YOUR TASK: Transcribe the lines exactly as they appear, starting at the beginning of the records and ending with the line that contains "chat-icon — [397, 106, 432, 139]", including both of those lines.

Dataset records:
_ _ _ _ _ _ _
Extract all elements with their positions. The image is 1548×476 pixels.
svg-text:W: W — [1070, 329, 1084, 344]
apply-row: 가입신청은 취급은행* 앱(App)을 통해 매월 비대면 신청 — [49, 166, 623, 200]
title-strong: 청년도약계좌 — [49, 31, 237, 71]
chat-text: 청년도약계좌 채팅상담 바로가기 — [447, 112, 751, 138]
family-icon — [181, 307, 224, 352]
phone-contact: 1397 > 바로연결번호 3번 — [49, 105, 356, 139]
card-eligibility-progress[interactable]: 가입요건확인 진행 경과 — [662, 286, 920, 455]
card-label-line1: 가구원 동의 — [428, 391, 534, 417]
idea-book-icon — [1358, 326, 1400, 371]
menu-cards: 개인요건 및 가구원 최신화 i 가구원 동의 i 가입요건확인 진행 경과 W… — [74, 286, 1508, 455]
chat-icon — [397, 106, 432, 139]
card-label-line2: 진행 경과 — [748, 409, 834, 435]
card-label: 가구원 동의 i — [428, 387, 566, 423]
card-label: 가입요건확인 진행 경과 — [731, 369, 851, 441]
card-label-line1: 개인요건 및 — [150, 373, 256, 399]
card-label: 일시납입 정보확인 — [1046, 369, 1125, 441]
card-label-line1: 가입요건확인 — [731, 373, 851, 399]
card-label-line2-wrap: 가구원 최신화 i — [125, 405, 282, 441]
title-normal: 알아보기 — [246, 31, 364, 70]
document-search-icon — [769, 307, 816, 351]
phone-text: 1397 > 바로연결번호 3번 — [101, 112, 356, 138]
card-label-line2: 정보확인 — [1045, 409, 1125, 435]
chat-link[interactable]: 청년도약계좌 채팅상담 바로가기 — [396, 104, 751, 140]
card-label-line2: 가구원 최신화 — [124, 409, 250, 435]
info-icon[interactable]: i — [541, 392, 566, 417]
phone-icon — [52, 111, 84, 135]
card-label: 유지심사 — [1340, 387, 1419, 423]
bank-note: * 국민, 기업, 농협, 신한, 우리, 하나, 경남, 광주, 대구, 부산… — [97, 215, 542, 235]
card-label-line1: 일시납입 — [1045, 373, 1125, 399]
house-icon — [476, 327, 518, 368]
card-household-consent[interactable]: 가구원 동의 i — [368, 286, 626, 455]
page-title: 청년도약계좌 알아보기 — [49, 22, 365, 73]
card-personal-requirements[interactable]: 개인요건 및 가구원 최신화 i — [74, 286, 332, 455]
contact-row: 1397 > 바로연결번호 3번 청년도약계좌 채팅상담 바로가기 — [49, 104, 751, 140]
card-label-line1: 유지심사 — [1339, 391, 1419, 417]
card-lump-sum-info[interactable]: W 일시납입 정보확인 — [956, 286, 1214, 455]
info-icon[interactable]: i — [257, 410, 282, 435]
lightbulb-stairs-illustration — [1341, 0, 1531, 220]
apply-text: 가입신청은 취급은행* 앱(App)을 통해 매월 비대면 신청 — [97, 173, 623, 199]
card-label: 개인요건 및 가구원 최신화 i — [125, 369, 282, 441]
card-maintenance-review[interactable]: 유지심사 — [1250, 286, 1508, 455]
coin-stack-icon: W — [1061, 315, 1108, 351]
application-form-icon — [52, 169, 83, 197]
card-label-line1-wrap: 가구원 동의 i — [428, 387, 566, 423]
_ _ _ _ _ _ _
WRITTEN REPLY:
Extract all elements with their positions. The image is 1548×476 pixels.
svg-text:W: W — [1070, 329, 1084, 344]
apply-row: 가입신청은 취급은행* 앱(App)을 통해 매월 비대면 신청 — [49, 166, 623, 200]
title-strong: 청년도약계좌 — [49, 31, 237, 71]
chat-text: 청년도약계좌 채팅상담 바로가기 — [447, 112, 751, 138]
family-icon — [181, 307, 224, 352]
phone-contact: 1397 > 바로연결번호 3번 — [49, 105, 356, 139]
card-eligibility-progress[interactable]: 가입요건확인 진행 경과 — [662, 286, 920, 455]
card-label-line1: 가구원 동의 — [428, 391, 534, 417]
idea-book-icon — [1358, 326, 1400, 371]
menu-cards: 개인요건 및 가구원 최신화 i 가구원 동의 i 가입요건확인 진행 경과 W… — [74, 286, 1508, 455]
chat-icon — [397, 106, 432, 139]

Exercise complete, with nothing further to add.